■ Task details ■
Transcribe the entries that follow exactly as they appear, minus pictures.

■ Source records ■
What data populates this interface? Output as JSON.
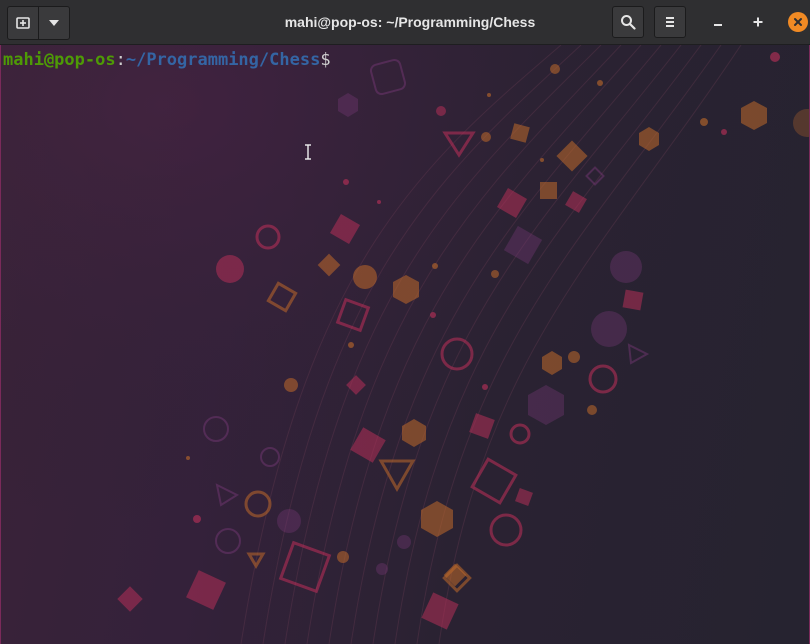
{
  "window": {
    "title": "mahi@pop-os: ~/Programming/Chess"
  },
  "header_buttons": {
    "new_tab_icon": "new-tab-icon",
    "menu_dropdown_icon": "chevron-down-icon",
    "search_icon": "search-icon",
    "hamburger_icon": "hamburger-menu-icon",
    "minimize_label": "–",
    "maximize_label": "+",
    "close_label": "×"
  },
  "terminal": {
    "user_host": "mahi@pop-os",
    "colon": ":",
    "path": "~/Programming/Chess",
    "dollar": "$"
  },
  "colors": {
    "titlebar": "#2f2f31",
    "close_button": "#f08a24",
    "prompt_user": "#4e9a06",
    "prompt_path": "#3465a4"
  }
}
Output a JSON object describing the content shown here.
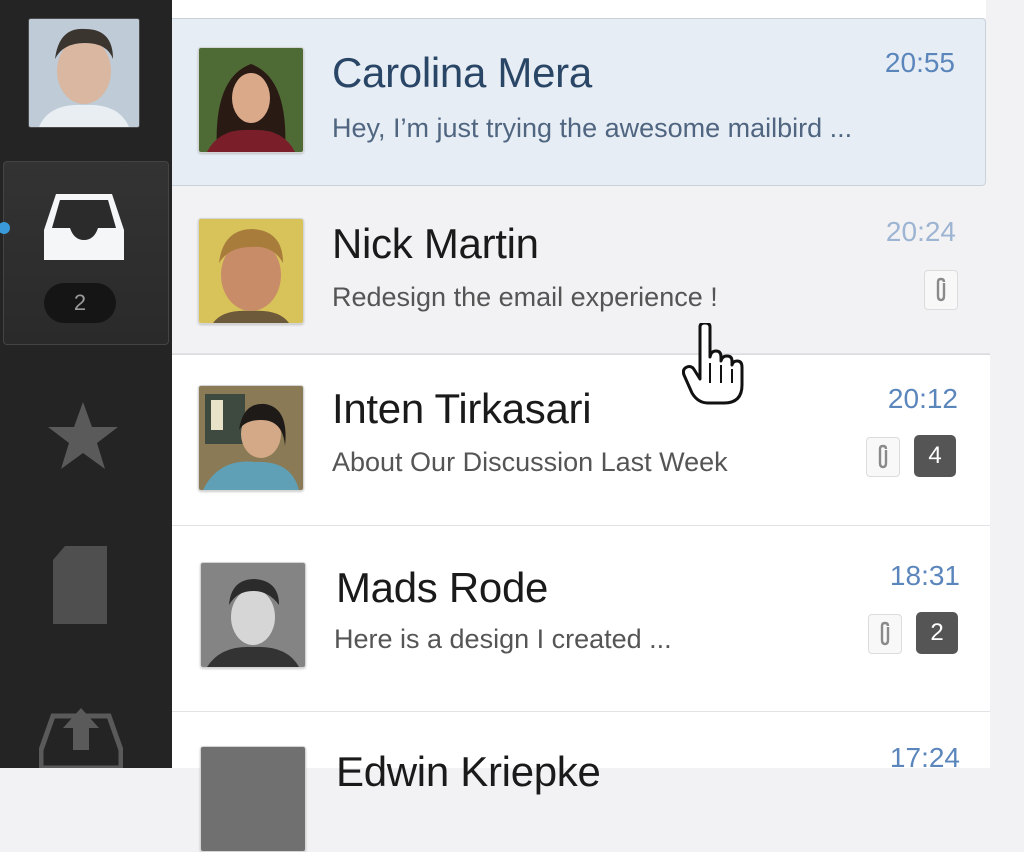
{
  "sidebar": {
    "inbox_badge": "2",
    "items": [
      {
        "name": "inbox"
      },
      {
        "name": "starred"
      },
      {
        "name": "drafts"
      },
      {
        "name": "sent"
      }
    ]
  },
  "emails": [
    {
      "sender": "Carolina Mera",
      "preview": "Hey, I’m just trying the awesome mailbird ...",
      "time": "20:55"
    },
    {
      "sender": "Nick Martin",
      "preview": "Redesign the email experience !",
      "time": "20:24"
    },
    {
      "sender": "Inten Tirkasari",
      "preview": "About Our Discussion Last Week",
      "time": "20:12",
      "count": "4"
    },
    {
      "sender": "Mads Rode",
      "preview": "Here is a design I created ...",
      "time": "18:31",
      "count": "2"
    },
    {
      "sender": "Edwin Kriepke",
      "time": "17:24"
    }
  ],
  "colors": {
    "sidebar": "#242424",
    "accent": "#3a9ad9",
    "time": "#5b86bc",
    "selected_row": "#e7edf4"
  }
}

■ Answer to the task ■
What data populates this interface? Output as JSON.
{
  "window": {
    "title": "mahi@pop-os: ~/Programming/Chess"
  },
  "header_buttons": {
    "new_tab_icon": "new-tab-icon",
    "menu_dropdown_icon": "chevron-down-icon",
    "search_icon": "search-icon",
    "hamburger_icon": "hamburger-menu-icon",
    "minimize_label": "–",
    "maximize_label": "+",
    "close_label": "×"
  },
  "terminal": {
    "user_host": "mahi@pop-os",
    "colon": ":",
    "path": "~/Programming/Chess",
    "dollar": "$"
  },
  "colors": {
    "titlebar": "#2f2f31",
    "close_button": "#f08a24",
    "prompt_user": "#4e9a06",
    "prompt_path": "#3465a4"
  }
}
Output a JSON object describing the content shown here.
{
  "sidebar": {
    "inbox_badge": "2",
    "items": [
      {
        "name": "inbox"
      },
      {
        "name": "starred"
      },
      {
        "name": "drafts"
      },
      {
        "name": "sent"
      }
    ]
  },
  "emails": [
    {
      "sender": "Carolina Mera",
      "preview": "Hey, I’m just trying the awesome mailbird ...",
      "time": "20:55"
    },
    {
      "sender": "Nick Martin",
      "preview": "Redesign the email experience !",
      "time": "20:24"
    },
    {
      "sender": "Inten Tirkasari",
      "preview": "About Our Discussion Last Week",
      "time": "20:12",
      "count": "4"
    },
    {
      "sender": "Mads Rode",
      "preview": "Here is a design I created ...",
      "time": "18:31",
      "count": "2"
    },
    {
      "sender": "Edwin Kriepke",
      "time": "17:24"
    }
  ],
  "colors": {
    "sidebar": "#242424",
    "accent": "#3a9ad9",
    "time": "#5b86bc",
    "selected_row": "#e7edf4"
  }
}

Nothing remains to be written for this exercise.